-- Task goal --
Answer with nothing but a number: how many lines include the word "Please"?

Records from a collection:

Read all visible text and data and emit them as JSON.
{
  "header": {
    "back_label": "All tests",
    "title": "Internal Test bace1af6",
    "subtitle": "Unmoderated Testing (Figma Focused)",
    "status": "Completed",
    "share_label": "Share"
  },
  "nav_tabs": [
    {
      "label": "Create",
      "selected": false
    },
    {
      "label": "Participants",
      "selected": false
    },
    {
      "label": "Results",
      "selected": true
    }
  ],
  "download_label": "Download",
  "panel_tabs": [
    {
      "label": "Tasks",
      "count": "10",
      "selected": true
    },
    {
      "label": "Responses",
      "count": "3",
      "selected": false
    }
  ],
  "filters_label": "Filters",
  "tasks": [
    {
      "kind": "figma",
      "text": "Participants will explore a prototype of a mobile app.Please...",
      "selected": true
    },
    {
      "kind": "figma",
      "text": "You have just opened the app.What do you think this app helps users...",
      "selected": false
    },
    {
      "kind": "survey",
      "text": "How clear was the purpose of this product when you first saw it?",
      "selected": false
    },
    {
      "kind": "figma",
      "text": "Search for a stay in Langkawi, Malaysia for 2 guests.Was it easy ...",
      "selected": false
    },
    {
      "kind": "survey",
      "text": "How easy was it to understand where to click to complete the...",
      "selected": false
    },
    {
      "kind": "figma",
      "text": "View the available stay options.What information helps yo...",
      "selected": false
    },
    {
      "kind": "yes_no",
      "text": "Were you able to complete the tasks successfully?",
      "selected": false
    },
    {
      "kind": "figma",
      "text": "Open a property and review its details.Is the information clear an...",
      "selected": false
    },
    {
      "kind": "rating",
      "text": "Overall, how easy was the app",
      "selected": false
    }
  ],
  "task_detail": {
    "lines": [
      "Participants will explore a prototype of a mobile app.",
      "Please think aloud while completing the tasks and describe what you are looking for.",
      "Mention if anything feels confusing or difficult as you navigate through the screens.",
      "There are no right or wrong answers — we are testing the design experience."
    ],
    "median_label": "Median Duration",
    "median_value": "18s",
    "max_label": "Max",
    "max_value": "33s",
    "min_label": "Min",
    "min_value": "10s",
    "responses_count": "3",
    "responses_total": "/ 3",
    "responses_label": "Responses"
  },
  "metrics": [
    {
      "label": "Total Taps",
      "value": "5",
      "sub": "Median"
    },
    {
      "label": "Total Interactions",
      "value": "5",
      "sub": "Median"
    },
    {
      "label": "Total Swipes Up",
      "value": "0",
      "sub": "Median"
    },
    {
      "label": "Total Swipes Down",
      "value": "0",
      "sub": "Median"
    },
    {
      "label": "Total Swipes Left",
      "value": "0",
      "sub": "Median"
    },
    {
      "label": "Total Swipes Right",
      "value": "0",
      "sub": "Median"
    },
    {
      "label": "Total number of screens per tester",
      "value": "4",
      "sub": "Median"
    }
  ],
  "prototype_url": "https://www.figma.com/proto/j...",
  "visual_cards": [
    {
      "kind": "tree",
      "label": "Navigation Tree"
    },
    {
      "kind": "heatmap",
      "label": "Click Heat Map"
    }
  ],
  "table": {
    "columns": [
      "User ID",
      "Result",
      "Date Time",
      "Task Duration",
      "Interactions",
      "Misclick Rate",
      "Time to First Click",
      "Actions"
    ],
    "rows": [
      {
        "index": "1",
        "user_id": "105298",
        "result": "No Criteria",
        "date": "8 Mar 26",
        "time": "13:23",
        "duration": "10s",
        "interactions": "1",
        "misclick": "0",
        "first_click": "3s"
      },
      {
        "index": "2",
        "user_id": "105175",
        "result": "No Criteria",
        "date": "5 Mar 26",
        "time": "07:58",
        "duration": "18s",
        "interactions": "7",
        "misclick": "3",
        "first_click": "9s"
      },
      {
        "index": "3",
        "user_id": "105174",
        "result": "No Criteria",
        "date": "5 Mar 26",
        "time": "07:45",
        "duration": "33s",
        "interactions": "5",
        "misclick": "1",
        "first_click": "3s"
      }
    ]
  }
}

-- Answer to this task --
2